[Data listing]

•••

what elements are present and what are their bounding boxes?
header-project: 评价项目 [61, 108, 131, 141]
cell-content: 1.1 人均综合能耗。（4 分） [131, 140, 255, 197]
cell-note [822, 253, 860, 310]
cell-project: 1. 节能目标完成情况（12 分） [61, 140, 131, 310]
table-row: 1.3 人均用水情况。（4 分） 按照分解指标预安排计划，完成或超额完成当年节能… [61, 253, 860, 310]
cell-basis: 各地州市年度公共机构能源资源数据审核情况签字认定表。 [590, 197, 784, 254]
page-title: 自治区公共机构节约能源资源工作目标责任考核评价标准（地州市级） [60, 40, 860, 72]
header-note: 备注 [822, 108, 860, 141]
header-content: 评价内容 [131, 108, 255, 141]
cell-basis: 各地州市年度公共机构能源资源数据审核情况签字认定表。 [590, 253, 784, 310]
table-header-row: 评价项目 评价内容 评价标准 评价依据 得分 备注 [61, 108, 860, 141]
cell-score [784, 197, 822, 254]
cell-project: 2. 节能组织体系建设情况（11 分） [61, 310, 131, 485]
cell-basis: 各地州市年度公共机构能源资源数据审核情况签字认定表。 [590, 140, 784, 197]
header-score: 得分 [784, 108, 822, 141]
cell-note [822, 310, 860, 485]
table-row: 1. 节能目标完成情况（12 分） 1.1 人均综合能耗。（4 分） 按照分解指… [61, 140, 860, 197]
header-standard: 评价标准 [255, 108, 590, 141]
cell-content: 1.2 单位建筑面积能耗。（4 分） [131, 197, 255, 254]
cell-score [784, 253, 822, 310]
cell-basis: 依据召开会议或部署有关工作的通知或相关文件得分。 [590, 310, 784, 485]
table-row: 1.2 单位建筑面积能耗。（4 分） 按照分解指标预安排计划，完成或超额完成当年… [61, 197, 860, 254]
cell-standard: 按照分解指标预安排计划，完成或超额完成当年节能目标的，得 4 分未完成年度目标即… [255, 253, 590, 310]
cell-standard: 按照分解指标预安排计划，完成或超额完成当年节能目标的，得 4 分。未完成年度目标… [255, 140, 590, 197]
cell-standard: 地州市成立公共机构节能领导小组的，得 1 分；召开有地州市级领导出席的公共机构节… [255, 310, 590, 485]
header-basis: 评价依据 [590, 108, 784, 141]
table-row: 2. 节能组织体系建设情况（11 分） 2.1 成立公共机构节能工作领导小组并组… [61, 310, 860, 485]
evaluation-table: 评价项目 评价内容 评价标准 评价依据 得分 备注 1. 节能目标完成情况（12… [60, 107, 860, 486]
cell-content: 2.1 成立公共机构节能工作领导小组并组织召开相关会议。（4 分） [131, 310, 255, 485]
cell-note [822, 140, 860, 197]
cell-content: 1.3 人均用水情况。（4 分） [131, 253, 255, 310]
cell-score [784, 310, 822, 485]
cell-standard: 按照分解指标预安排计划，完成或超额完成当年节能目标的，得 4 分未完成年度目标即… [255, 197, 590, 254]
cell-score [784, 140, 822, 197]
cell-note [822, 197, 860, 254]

•••

Reproduce every row of the data listing above, keeping each line identical to the original.

COMPLETED EXERCISE:
what elements are present and what are their bounding boxes?
header-project: 评价项目 [61, 108, 131, 141]
cell-content: 1.1 人均综合能耗。（4 分） [131, 140, 255, 197]
cell-note [822, 253, 860, 310]
cell-project: 1. 节能目标完成情况（12 分） [61, 140, 131, 310]
table-row: 1.3 人均用水情况。（4 分） 按照分解指标预安排计划，完成或超额完成当年节能… [61, 253, 860, 310]
cell-basis: 各地州市年度公共机构能源资源数据审核情况签字认定表。 [590, 197, 784, 254]
page-title: 自治区公共机构节约能源资源工作目标责任考核评价标准（地州市级） [60, 40, 860, 72]
header-note: 备注 [822, 108, 860, 141]
header-content: 评价内容 [131, 108, 255, 141]
cell-basis: 各地州市年度公共机构能源资源数据审核情况签字认定表。 [590, 253, 784, 310]
table-header-row: 评价项目 评价内容 评价标准 评价依据 得分 备注 [61, 108, 860, 141]
cell-score [784, 197, 822, 254]
cell-project: 2. 节能组织体系建设情况（11 分） [61, 310, 131, 485]
cell-basis: 各地州市年度公共机构能源资源数据审核情况签字认定表。 [590, 140, 784, 197]
header-score: 得分 [784, 108, 822, 141]
cell-note [822, 310, 860, 485]
table-row: 1. 节能目标完成情况（12 分） 1.1 人均综合能耗。（4 分） 按照分解指… [61, 140, 860, 197]
header-standard: 评价标准 [255, 108, 590, 141]
cell-content: 1.2 单位建筑面积能耗。（4 分） [131, 197, 255, 254]
cell-score [784, 253, 822, 310]
cell-basis: 依据召开会议或部署有关工作的通知或相关文件得分。 [590, 310, 784, 485]
table-row: 1.2 单位建筑面积能耗。（4 分） 按照分解指标预安排计划，完成或超额完成当年… [61, 197, 860, 254]
cell-standard: 按照分解指标预安排计划，完成或超额完成当年节能目标的，得 4 分未完成年度目标即… [255, 253, 590, 310]
cell-standard: 按照分解指标预安排计划，完成或超额完成当年节能目标的，得 4 分。未完成年度目标… [255, 140, 590, 197]
cell-standard: 地州市成立公共机构节能领导小组的，得 1 分；召开有地州市级领导出席的公共机构节… [255, 310, 590, 485]
header-basis: 评价依据 [590, 108, 784, 141]
table-row: 2. 节能组织体系建设情况（11 分） 2.1 成立公共机构节能工作领导小组并组… [61, 310, 860, 485]
evaluation-table: 评价项目 评价内容 评价标准 评价依据 得分 备注 1. 节能目标完成情况（12… [60, 107, 860, 486]
cell-content: 2.1 成立公共机构节能工作领导小组并组织召开相关会议。（4 分） [131, 310, 255, 485]
cell-note [822, 140, 860, 197]
cell-content: 1.3 人均用水情况。（4 分） [131, 253, 255, 310]
cell-score [784, 310, 822, 485]
cell-standard: 按照分解指标预安排计划，完成或超额完成当年节能目标的，得 4 分未完成年度目标即… [255, 197, 590, 254]
cell-score [784, 140, 822, 197]
cell-note [822, 197, 860, 254]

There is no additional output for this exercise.